INPUT ROWS —
··········

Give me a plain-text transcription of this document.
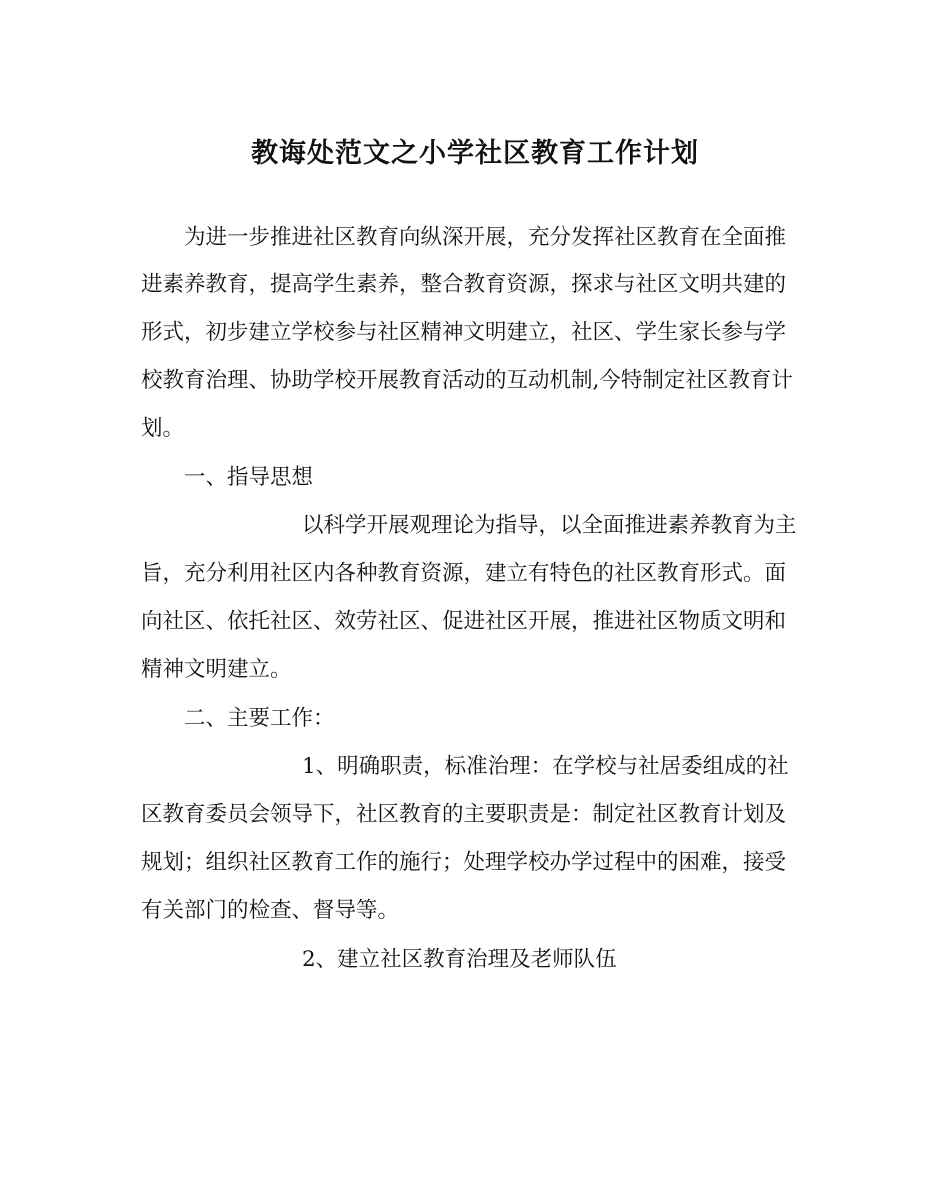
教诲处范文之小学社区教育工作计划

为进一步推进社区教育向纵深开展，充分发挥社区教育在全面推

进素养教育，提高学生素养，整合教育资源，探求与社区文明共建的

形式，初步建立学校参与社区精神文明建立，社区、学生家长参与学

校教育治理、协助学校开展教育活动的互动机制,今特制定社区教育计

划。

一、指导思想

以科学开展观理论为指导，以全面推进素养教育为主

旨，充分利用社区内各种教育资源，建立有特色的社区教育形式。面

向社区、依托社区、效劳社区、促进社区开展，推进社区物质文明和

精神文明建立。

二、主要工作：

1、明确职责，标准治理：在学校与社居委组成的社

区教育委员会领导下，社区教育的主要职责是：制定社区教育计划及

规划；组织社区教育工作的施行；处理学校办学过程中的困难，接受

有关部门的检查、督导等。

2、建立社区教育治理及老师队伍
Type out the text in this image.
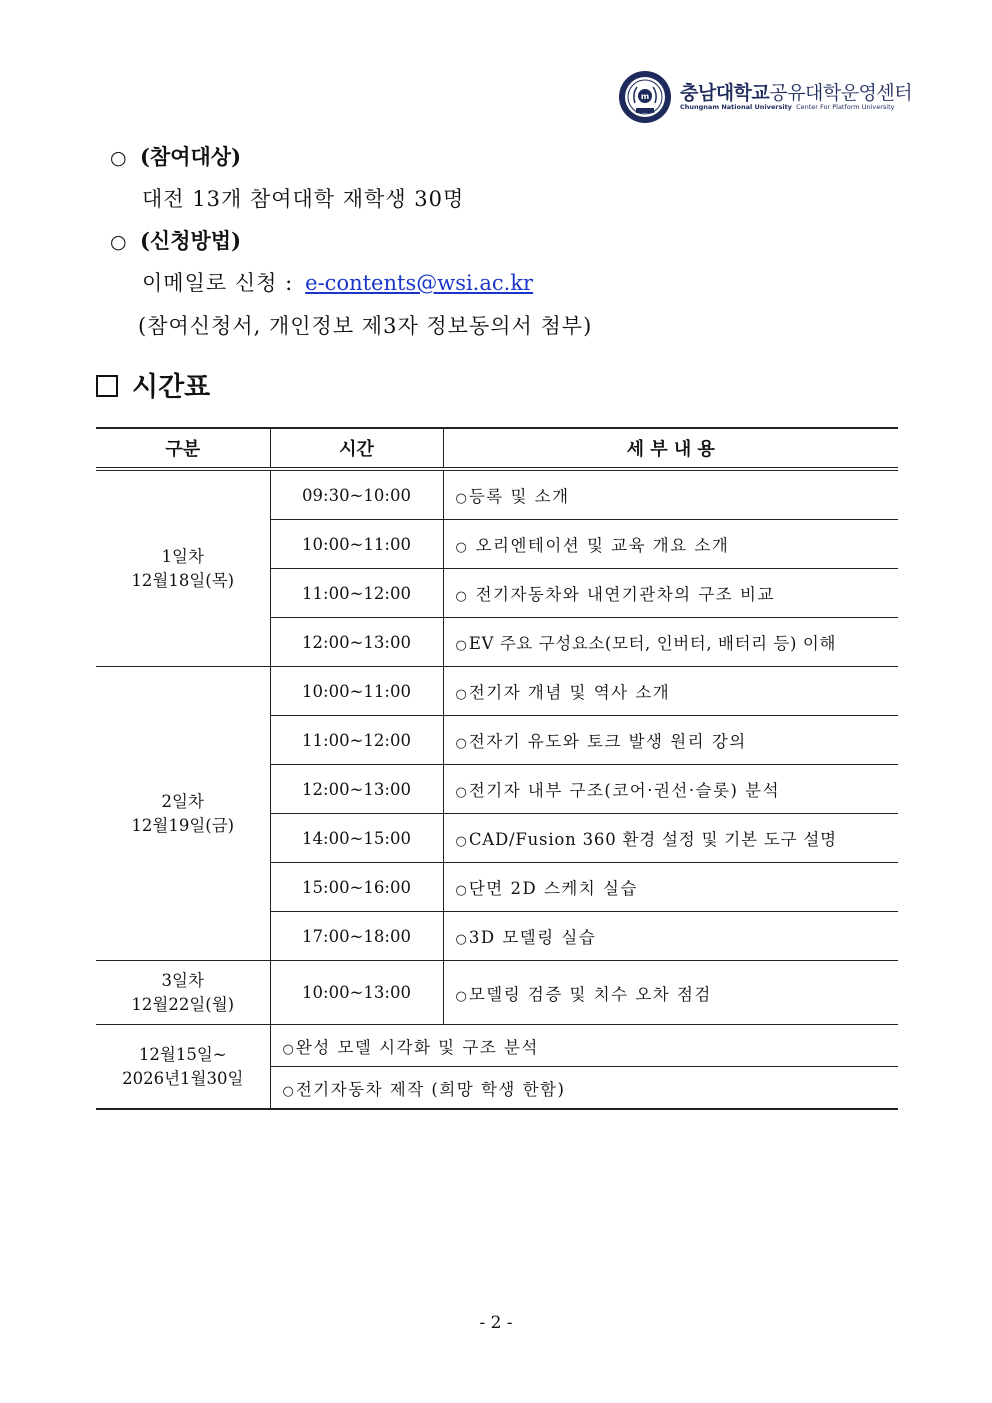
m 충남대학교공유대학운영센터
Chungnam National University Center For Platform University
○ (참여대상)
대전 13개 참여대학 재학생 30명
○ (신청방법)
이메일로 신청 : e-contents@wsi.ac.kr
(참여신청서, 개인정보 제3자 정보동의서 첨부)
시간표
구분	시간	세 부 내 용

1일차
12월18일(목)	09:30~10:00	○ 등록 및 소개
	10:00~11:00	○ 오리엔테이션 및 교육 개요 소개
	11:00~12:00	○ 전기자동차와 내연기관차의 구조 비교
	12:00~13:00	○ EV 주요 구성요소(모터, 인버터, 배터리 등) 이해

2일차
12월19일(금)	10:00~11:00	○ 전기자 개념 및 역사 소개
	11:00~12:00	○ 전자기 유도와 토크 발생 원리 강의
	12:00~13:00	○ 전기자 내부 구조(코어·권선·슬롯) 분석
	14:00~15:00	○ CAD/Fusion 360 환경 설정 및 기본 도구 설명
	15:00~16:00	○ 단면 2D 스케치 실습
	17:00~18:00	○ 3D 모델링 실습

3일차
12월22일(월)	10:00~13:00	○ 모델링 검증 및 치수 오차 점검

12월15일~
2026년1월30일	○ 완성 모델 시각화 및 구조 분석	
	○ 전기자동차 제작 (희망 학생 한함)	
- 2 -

··········

DIRECTIVE — Lines holding the word "this" should be counted across the entries; state only how many there are.

FINISHED TASK — 2